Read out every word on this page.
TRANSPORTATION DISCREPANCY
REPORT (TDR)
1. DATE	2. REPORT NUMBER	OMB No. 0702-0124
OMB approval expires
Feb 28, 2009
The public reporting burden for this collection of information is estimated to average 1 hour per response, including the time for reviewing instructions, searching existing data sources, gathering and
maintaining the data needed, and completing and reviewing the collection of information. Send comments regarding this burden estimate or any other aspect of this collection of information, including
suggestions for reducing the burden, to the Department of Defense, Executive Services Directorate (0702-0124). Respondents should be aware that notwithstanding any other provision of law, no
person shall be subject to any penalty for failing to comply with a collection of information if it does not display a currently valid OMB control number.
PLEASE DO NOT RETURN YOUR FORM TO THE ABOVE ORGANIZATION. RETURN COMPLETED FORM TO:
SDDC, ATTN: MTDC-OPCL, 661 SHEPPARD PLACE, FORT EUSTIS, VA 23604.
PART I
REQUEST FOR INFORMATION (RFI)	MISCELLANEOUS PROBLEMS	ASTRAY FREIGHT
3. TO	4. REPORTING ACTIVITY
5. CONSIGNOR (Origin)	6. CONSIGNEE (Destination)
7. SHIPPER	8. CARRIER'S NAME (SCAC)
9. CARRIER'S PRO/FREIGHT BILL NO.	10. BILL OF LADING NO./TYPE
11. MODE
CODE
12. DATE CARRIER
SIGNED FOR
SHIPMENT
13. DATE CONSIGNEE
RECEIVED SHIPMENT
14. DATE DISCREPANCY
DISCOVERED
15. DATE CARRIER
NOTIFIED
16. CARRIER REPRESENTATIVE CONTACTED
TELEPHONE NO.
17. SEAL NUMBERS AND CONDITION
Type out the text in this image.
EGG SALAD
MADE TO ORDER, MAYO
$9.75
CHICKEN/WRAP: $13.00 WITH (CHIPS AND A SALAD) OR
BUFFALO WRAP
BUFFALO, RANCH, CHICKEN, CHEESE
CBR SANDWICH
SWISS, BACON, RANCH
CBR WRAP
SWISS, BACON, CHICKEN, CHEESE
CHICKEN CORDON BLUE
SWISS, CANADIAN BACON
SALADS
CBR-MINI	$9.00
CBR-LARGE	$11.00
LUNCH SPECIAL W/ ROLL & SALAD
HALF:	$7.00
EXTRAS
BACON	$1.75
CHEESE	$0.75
*****
Work required
Pull out every line holding "CARRIER" from the records above, and copy it.

Written solution
7. SHIPPER	8. CARRIER'S NAME (SCAC)
9. CARRIER'S PRO/FREIGHT BILL NO.	10. BILL OF LADING NO./TYPE
12. DATE CARRIER
15. DATE CARRIER
16. CARRIER REPRESENTATIVE CONTACTED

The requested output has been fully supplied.